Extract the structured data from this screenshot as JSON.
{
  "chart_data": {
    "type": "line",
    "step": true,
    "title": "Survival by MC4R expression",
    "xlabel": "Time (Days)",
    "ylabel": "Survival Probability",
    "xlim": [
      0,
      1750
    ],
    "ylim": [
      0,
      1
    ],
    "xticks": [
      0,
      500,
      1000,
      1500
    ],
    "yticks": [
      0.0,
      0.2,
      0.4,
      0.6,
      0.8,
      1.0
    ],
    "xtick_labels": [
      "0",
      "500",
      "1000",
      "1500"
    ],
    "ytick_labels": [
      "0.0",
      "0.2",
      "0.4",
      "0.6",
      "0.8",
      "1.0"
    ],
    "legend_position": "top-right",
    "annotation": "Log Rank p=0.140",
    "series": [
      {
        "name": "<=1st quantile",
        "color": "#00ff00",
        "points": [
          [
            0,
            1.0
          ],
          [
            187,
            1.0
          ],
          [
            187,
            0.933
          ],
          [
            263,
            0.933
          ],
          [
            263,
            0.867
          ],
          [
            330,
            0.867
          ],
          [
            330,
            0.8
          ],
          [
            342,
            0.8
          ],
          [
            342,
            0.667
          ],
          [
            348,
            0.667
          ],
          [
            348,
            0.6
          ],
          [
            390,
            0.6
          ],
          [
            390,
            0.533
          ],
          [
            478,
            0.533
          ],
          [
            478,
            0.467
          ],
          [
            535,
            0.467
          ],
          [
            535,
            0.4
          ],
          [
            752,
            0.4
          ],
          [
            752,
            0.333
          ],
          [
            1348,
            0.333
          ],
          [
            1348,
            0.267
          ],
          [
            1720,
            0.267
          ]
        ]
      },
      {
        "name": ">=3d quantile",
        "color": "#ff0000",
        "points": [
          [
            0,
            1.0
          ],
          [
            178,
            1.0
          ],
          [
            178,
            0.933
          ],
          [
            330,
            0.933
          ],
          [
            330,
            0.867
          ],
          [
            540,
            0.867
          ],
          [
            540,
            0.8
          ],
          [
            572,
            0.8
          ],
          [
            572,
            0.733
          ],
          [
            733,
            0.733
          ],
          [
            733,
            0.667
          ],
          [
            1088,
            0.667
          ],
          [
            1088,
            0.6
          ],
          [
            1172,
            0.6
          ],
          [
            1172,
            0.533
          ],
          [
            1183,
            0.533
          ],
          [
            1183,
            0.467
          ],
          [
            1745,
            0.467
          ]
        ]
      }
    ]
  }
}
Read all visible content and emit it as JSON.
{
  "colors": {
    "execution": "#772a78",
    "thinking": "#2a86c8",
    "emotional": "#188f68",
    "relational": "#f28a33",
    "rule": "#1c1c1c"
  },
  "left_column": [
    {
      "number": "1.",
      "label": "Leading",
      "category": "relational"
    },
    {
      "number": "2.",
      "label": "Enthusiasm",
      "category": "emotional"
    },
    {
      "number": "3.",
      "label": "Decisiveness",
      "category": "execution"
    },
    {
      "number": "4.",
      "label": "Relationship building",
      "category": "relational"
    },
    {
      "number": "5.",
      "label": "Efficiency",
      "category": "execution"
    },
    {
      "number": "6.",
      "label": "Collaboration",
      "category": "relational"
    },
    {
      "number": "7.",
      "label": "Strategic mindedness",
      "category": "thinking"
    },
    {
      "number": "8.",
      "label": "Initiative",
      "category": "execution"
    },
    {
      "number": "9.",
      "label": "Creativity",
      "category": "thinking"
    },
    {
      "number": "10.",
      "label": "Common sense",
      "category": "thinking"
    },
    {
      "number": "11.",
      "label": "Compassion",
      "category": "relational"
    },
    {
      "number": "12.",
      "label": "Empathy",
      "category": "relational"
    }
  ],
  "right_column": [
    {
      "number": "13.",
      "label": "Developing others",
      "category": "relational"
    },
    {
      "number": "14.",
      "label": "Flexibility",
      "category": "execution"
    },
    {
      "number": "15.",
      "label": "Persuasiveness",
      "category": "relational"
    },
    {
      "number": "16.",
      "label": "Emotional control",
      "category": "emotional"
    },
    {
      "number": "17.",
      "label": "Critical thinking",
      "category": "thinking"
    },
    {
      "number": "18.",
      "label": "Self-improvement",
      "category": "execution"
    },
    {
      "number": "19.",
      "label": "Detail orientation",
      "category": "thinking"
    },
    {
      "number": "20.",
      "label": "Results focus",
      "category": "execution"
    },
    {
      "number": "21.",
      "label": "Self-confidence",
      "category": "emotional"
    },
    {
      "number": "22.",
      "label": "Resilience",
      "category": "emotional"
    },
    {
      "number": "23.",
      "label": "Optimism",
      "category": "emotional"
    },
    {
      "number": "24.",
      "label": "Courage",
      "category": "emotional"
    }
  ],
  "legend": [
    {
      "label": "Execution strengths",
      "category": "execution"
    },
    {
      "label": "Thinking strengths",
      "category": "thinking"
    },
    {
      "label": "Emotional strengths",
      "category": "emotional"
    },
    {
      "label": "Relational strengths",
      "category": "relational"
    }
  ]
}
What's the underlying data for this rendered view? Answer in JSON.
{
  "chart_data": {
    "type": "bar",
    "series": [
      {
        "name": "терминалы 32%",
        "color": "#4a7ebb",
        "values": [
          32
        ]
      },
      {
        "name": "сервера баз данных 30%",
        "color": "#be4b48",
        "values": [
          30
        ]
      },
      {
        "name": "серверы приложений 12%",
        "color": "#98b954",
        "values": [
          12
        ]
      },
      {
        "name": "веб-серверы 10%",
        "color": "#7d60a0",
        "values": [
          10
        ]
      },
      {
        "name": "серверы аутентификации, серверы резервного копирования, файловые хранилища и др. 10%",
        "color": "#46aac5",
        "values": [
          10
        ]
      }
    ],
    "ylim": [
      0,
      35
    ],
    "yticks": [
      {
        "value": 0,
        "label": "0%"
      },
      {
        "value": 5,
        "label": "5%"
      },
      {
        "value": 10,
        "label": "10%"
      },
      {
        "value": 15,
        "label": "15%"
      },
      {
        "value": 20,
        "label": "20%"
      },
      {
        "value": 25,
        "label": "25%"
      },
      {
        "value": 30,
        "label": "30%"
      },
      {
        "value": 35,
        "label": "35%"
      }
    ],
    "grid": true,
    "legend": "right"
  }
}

+ + +

Problem details: Write out every entry verbatim.

Output for this exercise:
Extract the structured data from this screenshot as JSON.
{
  "chart_data": {
    "type": "line",
    "step": true,
    "title": "Survival by MC4R expression",
    "xlabel": "Time (Days)",
    "ylabel": "Survival Probability",
    "xlim": [
      0,
      1750
    ],
    "ylim": [
      0,
      1
    ],
    "xticks": [
      0,
      500,
      1000,
      1500
    ],
    "yticks": [
      0.0,
      0.2,
      0.4,
      0.6,
      0.8,
      1.0
    ],
    "xtick_labels": [
      "0",
      "500",
      "1000",
      "1500"
    ],
    "ytick_labels": [
      "0.0",
      "0.2",
      "0.4",
      "0.6",
      "0.8",
      "1.0"
    ],
    "legend_position": "top-right",
    "annotation": "Log Rank p=0.140",
    "series": [
      {
        "name": "<=1st quantile",
        "color": "#00ff00",
        "points": [
          [
            0,
            1.0
          ],
          [
            187,
            1.0
          ],
          [
            187,
            0.933
          ],
          [
            263,
            0.933
          ],
          [
            263,
            0.867
          ],
          [
            330,
            0.867
          ],
          [
            330,
            0.8
          ],
          [
            342,
            0.8
          ],
          [
            342,
            0.667
          ],
          [
            348,
            0.667
          ],
          [
            348,
            0.6
          ],
          [
            390,
            0.6
          ],
          [
            390,
            0.533
          ],
          [
            478,
            0.533
          ],
          [
            478,
            0.467
          ],
          [
            535,
            0.467
          ],
          [
            535,
            0.4
          ],
          [
            752,
            0.4
          ],
          [
            752,
            0.333
          ],
          [
            1348,
            0.333
          ],
          [
            1348,
            0.267
          ],
          [
            1720,
            0.267
          ]
        ]
      },
      {
        "name": ">=3d quantile",
        "color": "#ff0000",
        "points": [
          [
            0,
            1.0
          ],
          [
            178,
            1.0
          ],
          [
            178,
            0.933
          ],
          [
            330,
            0.933
          ],
          [
            330,
            0.867
          ],
          [
            540,
            0.867
          ],
          [
            540,
            0.8
          ],
          [
            572,
            0.8
          ],
          [
            572,
            0.733
          ],
          [
            733,
            0.733
          ],
          [
            733,
            0.667
          ],
          [
            1088,
            0.667
          ],
          [
            1088,
            0.6
          ],
          [
            1172,
            0.6
          ],
          [
            1172,
            0.533
          ],
          [
            1183,
            0.533
          ],
          [
            1183,
            0.467
          ],
          [
            1745,
            0.467
          ]
        ]
      }
    ]
  }
}
Read all visible content and emit it as JSON.
{
  "colors": {
    "execution": "#772a78",
    "thinking": "#2a86c8",
    "emotional": "#188f68",
    "relational": "#f28a33",
    "rule": "#1c1c1c"
  },
  "left_column": [
    {
      "number": "1.",
      "label": "Leading",
      "category": "relational"
    },
    {
      "number": "2.",
      "label": "Enthusiasm",
      "category": "emotional"
    },
    {
      "number": "3.",
      "label": "Decisiveness",
      "category": "execution"
    },
    {
      "number": "4.",
      "label": "Relationship building",
      "category": "relational"
    },
    {
      "number": "5.",
      "label": "Efficiency",
      "category": "execution"
    },
    {
      "number": "6.",
      "label": "Collaboration",
      "category": "relational"
    },
    {
      "number": "7.",
      "label": "Strategic mindedness",
      "category": "thinking"
    },
    {
      "number": "8.",
      "label": "Initiative",
      "category": "execution"
    },
    {
      "number": "9.",
      "label": "Creativity",
      "category": "thinking"
    },
    {
      "number": "10.",
      "label": "Common sense",
      "category": "thinking"
    },
    {
      "number": "11.",
      "label": "Compassion",
      "category": "relational"
    },
    {
      "number": "12.",
      "label": "Empathy",
      "category": "relational"
    }
  ],
  "right_column": [
    {
      "number": "13.",
      "label": "Developing others",
      "category": "relational"
    },
    {
      "number": "14.",
      "label": "Flexibility",
      "category": "execution"
    },
    {
      "number": "15.",
      "label": "Persuasiveness",
      "category": "relational"
    },
    {
      "number": "16.",
      "label": "Emotional control",
      "category": "emotional"
    },
    {
      "number": "17.",
      "label": "Critical thinking",
      "category": "thinking"
    },
    {
      "number": "18.",
      "label": "Self-improvement",
      "category": "execution"
    },
    {
      "number": "19.",
      "label": "Detail orientation",
      "category": "thinking"
    },
    {
      "number": "20.",
      "label": "Results focus",
      "category": "execution"
    },
    {
      "number": "21.",
      "label": "Self-confidence",
      "category": "emotional"
    },
    {
      "number": "22.",
      "label": "Resilience",
      "category": "emotional"
    },
    {
      "number": "23.",
      "label": "Optimism",
      "category": "emotional"
    },
    {
      "number": "24.",
      "label": "Courage",
      "category": "emotional"
    }
  ],
  "legend": [
    {
      "label": "Execution strengths",
      "category": "execution"
    },
    {
      "label": "Thinking strengths",
      "category": "thinking"
    },
    {
      "label": "Emotional strengths",
      "category": "emotional"
    },
    {
      "label": "Relational strengths",
      "category": "relational"
    }
  ]
}
What's the underlying data for this rendered view? Answer in JSON.
{
  "chart_data": {
    "type": "bar",
    "series": [
      {
        "name": "терминалы 32%",
        "color": "#4a7ebb",
        "values": [
          32
        ]
      },
      {
        "name": "сервера баз данных 30%",
        "color": "#be4b48",
        "values": [
          30
        ]
      },
      {
        "name": "серверы приложений 12%",
        "color": "#98b954",
        "values": [
          12
        ]
      },
      {
        "name": "веб-серверы 10%",
        "color": "#7d60a0",
        "values": [
          10
        ]
      },
      {
        "name": "серверы аутентификации, серверы резервного копирования, файловые хранилища и др. 10%",
        "color": "#46aac5",
        "values": [
          10
        ]
      }
    ],
    "ylim": [
      0,
      35
    ],
    "yticks": [
      {
        "value": 0,
        "label": "0%"
      },
      {
        "value": 5,
        "label": "5%"
      },
      {
        "value": 10,
        "label": "10%"
      },
      {
        "value": 15,
        "label": "15%"
      },
      {
        "value": 20,
        "label": "20%"
      },
      {
        "value": 25,
        "label": "25%"
      },
      {
        "value": 30,
        "label": "30%"
      },
      {
        "value": 35,
        "label": "35%"
      }
    ],
    "grid": true,
    "legend": "right"
  }
}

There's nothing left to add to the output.